[Your instructions]
Locate each line in the records containing "Drew". Copy it.
⟨
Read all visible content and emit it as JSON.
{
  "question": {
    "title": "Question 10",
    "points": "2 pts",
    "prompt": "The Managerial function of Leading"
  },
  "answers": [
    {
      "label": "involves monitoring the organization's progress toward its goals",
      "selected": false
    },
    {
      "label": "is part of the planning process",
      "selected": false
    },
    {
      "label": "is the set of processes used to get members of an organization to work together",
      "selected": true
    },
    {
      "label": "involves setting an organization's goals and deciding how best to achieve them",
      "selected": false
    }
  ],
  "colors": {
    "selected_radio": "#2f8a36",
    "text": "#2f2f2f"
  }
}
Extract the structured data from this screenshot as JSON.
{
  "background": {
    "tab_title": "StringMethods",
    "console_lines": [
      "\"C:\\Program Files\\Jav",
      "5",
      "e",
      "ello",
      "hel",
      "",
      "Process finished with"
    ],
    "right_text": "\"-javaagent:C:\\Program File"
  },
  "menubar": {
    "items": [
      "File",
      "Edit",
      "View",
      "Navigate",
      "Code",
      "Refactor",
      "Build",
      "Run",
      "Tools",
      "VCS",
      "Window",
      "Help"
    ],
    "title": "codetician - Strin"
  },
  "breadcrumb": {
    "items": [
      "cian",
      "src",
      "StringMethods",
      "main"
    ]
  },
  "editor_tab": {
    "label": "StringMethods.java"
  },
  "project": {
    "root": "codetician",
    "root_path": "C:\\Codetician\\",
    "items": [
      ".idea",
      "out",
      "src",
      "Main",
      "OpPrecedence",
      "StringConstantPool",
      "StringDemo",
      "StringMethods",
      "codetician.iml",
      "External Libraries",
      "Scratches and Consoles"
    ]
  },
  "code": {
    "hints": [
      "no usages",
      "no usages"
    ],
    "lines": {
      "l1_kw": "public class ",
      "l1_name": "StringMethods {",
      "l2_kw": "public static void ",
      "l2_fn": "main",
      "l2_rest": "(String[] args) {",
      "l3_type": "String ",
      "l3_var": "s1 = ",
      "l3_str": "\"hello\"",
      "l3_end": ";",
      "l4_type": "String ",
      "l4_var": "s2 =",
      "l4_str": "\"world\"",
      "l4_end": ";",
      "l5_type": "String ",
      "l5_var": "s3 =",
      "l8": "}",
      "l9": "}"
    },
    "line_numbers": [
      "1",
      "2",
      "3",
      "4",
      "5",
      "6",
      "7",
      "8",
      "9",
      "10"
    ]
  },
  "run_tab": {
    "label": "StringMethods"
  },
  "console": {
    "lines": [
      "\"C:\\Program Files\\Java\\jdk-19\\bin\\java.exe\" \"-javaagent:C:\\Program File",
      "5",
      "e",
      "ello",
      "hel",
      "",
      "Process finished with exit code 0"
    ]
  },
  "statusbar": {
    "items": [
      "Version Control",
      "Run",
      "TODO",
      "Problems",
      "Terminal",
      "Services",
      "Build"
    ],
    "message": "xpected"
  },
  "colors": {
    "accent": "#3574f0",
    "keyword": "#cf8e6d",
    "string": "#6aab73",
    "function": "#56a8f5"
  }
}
⟩
⟨
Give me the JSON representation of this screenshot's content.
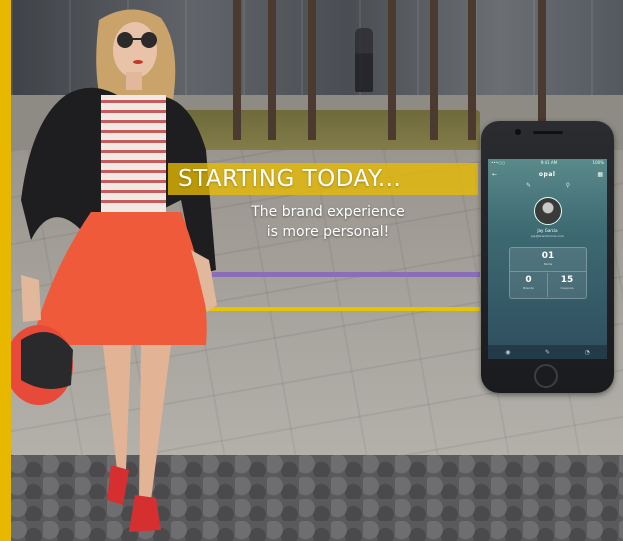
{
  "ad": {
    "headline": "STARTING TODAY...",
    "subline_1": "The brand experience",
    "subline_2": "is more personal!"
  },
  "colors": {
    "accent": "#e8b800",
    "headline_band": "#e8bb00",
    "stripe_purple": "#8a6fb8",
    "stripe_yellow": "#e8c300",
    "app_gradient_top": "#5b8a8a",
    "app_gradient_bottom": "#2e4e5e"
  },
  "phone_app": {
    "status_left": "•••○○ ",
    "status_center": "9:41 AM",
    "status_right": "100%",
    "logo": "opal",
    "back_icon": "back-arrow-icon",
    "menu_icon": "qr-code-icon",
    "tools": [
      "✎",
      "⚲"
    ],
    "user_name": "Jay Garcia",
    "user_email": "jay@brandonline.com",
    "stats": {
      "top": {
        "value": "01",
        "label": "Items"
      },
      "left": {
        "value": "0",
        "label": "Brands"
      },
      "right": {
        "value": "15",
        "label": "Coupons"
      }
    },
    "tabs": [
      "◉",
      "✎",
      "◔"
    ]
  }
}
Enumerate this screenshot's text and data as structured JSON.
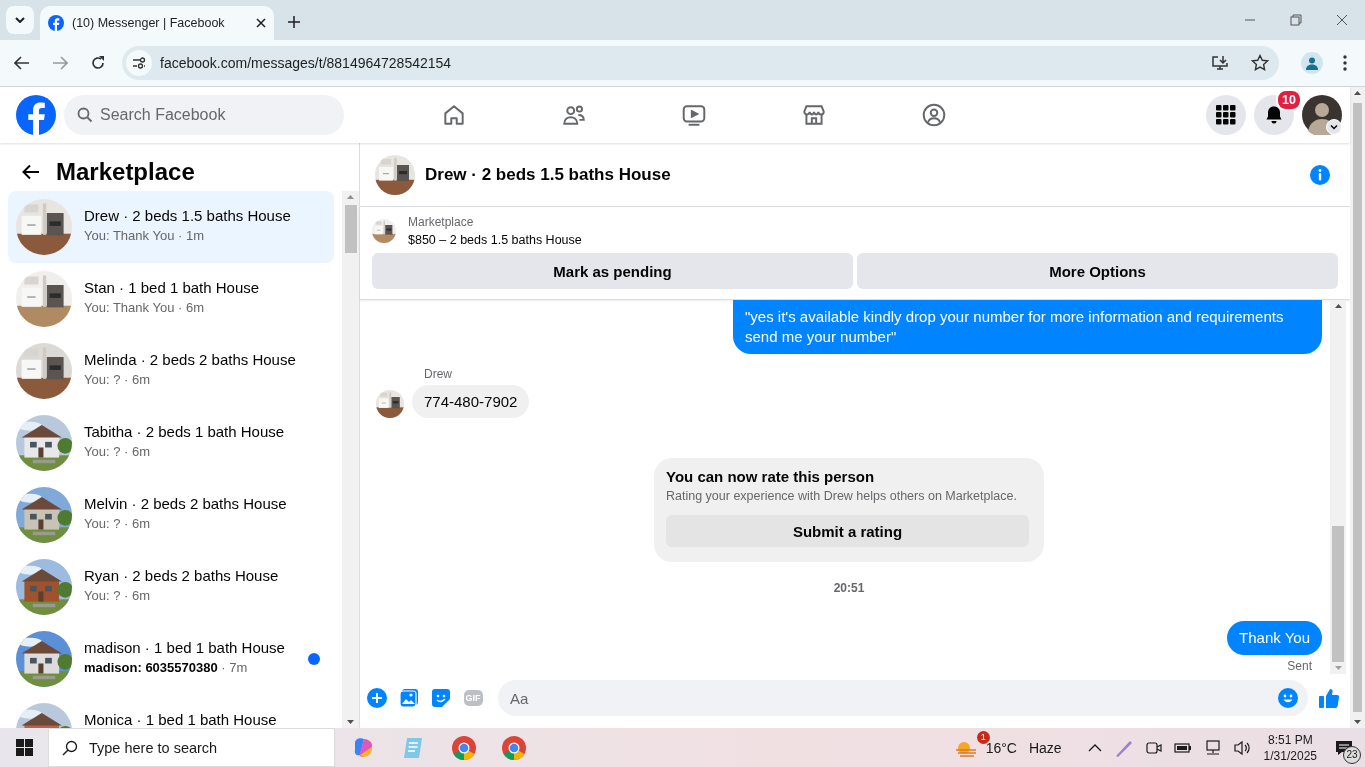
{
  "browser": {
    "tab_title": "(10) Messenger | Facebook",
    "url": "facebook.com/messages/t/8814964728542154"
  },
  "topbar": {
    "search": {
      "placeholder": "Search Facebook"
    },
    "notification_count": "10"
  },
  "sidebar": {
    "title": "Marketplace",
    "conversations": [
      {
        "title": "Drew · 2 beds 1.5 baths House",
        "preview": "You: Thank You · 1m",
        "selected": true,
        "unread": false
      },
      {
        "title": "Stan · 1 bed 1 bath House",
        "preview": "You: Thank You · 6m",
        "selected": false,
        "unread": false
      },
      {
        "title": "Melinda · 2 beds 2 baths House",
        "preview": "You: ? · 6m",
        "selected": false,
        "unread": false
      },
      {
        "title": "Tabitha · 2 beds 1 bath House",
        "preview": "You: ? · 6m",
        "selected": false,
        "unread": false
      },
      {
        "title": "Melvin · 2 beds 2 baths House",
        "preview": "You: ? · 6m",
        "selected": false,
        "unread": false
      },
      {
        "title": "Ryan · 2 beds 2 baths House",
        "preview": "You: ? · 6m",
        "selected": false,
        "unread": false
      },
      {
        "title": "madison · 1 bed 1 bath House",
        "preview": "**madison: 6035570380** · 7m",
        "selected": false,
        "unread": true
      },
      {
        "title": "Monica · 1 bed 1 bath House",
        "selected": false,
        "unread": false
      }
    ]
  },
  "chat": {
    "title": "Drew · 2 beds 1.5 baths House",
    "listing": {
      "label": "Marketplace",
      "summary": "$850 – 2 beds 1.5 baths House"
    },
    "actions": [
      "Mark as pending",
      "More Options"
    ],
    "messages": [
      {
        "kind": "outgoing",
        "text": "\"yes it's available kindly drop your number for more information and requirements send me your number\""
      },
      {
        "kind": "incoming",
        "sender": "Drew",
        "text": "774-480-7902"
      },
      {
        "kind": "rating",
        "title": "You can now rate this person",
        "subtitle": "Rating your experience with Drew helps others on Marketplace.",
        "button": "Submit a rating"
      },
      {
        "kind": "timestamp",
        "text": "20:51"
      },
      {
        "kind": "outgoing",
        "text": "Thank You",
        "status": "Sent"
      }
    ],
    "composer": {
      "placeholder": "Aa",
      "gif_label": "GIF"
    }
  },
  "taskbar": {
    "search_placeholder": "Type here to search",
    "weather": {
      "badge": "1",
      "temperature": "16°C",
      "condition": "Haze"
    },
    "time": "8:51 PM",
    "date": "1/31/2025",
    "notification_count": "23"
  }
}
⟩
⟨
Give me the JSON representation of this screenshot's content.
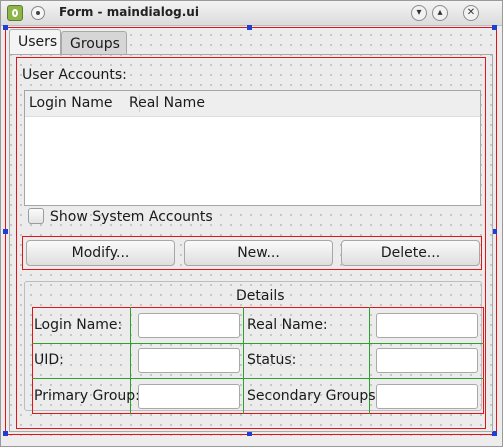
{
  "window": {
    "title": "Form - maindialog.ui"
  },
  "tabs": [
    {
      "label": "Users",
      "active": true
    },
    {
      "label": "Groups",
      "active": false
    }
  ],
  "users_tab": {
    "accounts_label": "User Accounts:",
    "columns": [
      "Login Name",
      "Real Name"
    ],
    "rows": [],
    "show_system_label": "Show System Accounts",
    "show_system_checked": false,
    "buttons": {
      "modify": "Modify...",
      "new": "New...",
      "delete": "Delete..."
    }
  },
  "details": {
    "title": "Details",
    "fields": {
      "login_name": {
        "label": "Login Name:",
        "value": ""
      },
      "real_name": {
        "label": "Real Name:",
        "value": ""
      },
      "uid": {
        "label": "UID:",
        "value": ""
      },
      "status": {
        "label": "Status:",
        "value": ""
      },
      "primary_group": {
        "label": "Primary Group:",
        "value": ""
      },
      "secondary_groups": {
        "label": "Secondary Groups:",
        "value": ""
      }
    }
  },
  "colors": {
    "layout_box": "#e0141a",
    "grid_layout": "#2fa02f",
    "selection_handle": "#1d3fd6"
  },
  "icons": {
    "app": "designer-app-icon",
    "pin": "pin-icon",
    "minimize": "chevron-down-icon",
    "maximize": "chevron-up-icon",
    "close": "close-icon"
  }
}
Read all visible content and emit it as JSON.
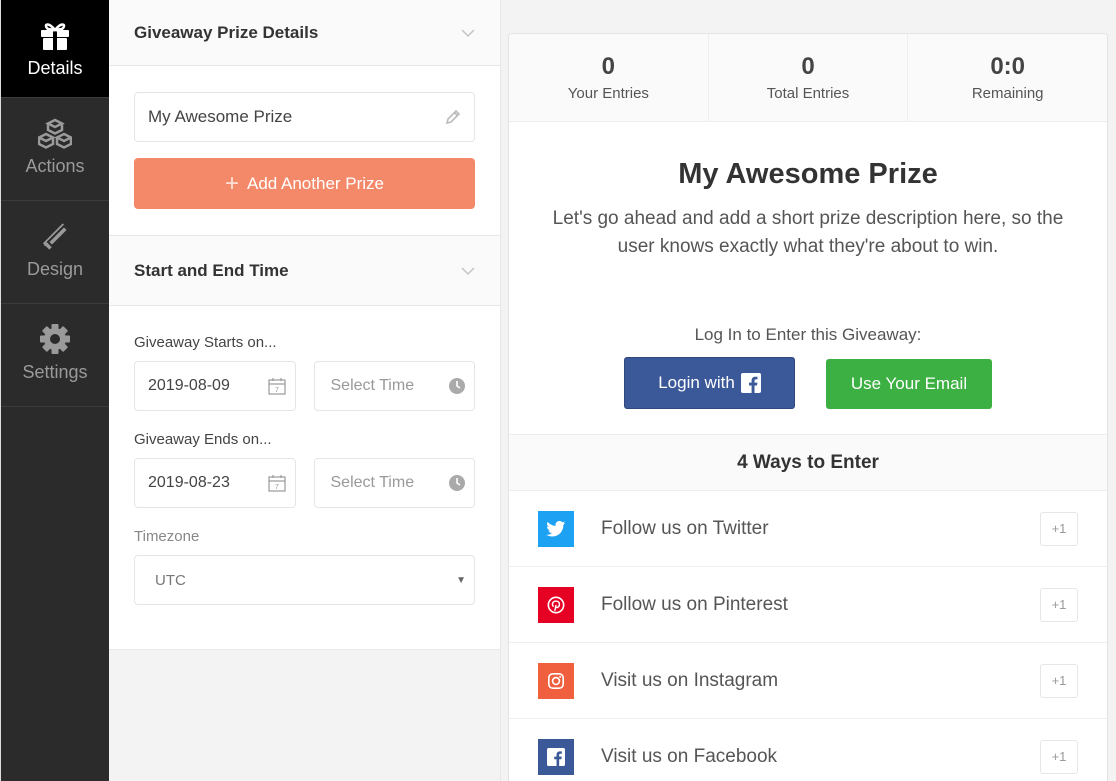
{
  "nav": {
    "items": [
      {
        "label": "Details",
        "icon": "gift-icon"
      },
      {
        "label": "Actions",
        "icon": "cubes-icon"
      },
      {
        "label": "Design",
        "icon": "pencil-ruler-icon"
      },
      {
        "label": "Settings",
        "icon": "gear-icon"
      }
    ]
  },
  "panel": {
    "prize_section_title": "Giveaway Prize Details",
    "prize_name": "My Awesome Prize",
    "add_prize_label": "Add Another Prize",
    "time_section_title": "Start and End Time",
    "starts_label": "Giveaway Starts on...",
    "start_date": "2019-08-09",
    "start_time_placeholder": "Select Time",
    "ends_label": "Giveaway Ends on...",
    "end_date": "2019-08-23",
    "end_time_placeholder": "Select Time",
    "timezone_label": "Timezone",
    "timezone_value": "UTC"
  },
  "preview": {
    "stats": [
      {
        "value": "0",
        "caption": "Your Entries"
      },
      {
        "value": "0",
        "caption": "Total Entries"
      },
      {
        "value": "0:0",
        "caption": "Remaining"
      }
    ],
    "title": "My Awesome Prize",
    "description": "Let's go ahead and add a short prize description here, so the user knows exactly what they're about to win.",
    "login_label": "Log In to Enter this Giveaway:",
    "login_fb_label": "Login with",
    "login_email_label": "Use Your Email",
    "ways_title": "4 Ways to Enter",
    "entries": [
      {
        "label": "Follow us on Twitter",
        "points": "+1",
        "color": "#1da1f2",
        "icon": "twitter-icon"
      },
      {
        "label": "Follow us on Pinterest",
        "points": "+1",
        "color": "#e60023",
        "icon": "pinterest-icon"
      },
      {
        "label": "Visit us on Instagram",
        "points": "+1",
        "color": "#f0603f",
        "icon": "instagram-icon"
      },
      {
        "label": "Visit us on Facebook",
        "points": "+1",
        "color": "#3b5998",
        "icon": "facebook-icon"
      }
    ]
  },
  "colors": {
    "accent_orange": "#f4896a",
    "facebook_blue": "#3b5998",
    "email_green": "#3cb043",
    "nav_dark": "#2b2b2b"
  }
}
⟩
[Task response]
        "title": "Drew · 2 beds 1.5 baths House",
    "title": "Drew · 2 beds 1.5 baths House",
        "sender": "Drew",
        "subtitle": "Rating your experience with Drew helps others on Marketplace.",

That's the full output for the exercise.